Transcribe the listing exactly, leaving out every picture.

[Data records]
┌──

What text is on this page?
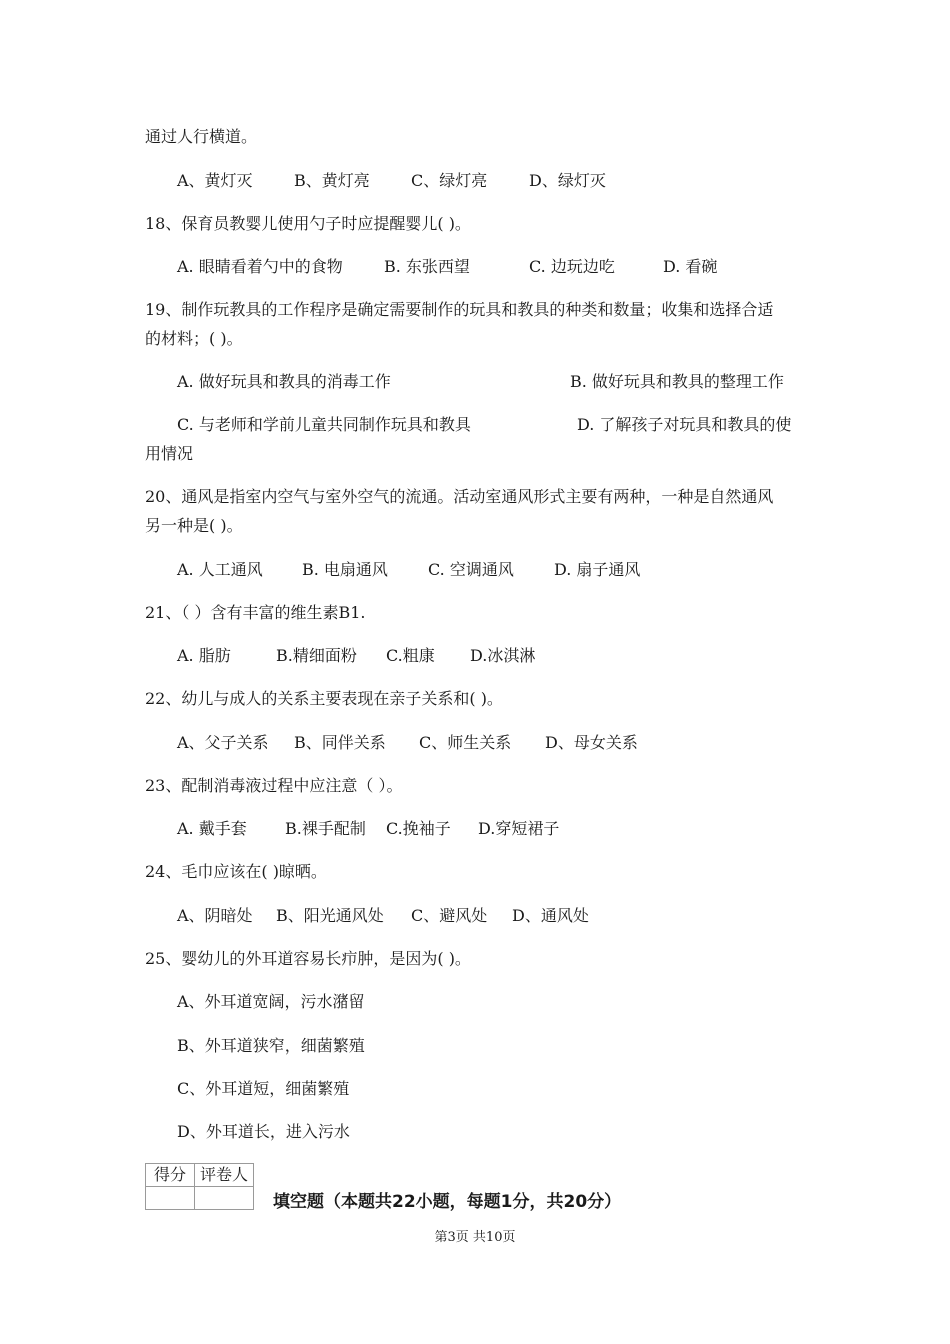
通过人行横道。
A、黄灯灭	B、黄灯亮	C、绿灯亮	D、绿灯灭
18、保育员教婴儿使用勺子时应提醒婴儿( )。
A. 眼睛看着勺中的食物	B. 东张西望	C. 边玩边吃	D. 看碗
19、制作玩教具的工作程序是确定需要制作的玩具和教具的种类和数量；收集和选择合适
的材料；( )。
A. 做好玩具和教具的消毒工作	B. 做好玩具和教具的整理工作
C. 与老师和学前儿童共同制作玩具和教具	D. 了解孩子对玩具和教具的使
用情况
20、通风是指室内空气与室外空气的流通。活动室通风形式主要有两种，一种是自然通风
另一种是( )。
A. 人工通风 B. 电扇通风	C. 空调通风	D. 扇子通风
21、（ ）含有丰富的维生素B1.
A. 脂肪	B.精细面粉 C.粗康 D.冰淇淋
22、幼儿与成人的关系主要表现在亲子关系和( )。
A、父子关系 B、同伴关系 C、师生关系 D、母女关系
23、配制消毒液过程中应注意（ ）。
A. 戴手套 B.裸手配制 C.挽袖子 D.穿短裙子
24、毛巾应该在( )晾晒。
A、阴暗处 B、阳光通风处 C、避风处 D、通风处
25、婴幼儿的外耳道容易长疖肿，是因为( )。
A、外耳道宽阔，污水潴留
B、外耳道狭窄，细菌繁殖
C、外耳道短，细菌繁殖
D、外耳道长，进入污水
得分	评卷人

填空题（本题共22小题，每题1分，共20分）
第3页 共10页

└──

**Result below:**
What text is on this page?
通过人行横道。
A、黄灯灭	B、黄灯亮	C、绿灯亮	D、绿灯灭
18、保育员教婴儿使用勺子时应提醒婴儿( )。
A. 眼睛看着勺中的食物	B. 东张西望	C. 边玩边吃	D. 看碗
19、制作玩教具的工作程序是确定需要制作的玩具和教具的种类和数量；收集和选择合适
的材料；( )。
A. 做好玩具和教具的消毒工作	B. 做好玩具和教具的整理工作
C. 与老师和学前儿童共同制作玩具和教具	D. 了解孩子对玩具和教具的使
用情况
20、通风是指室内空气与室外空气的流通。活动室通风形式主要有两种，一种是自然通风
另一种是( )。
A. 人工通风 B. 电扇通风	C. 空调通风	D. 扇子通风
21、（ ）含有丰富的维生素B1.
A. 脂肪	B.精细面粉 C.粗康 D.冰淇淋
22、幼儿与成人的关系主要表现在亲子关系和( )。
A、父子关系 B、同伴关系 C、师生关系 D、母女关系
23、配制消毒液过程中应注意（ ）。
A. 戴手套 B.裸手配制 C.挽袖子 D.穿短裙子
24、毛巾应该在( )晾晒。
A、阴暗处 B、阳光通风处 C、避风处 D、通风处
25、婴幼儿的外耳道容易长疖肿，是因为( )。
A、外耳道宽阔，污水潴留
B、外耳道狭窄，细菌繁殖
C、外耳道短，细菌繁殖
D、外耳道长，进入污水
得分	评卷人

填空题（本题共22小题，每题1分，共20分）
第3页 共10页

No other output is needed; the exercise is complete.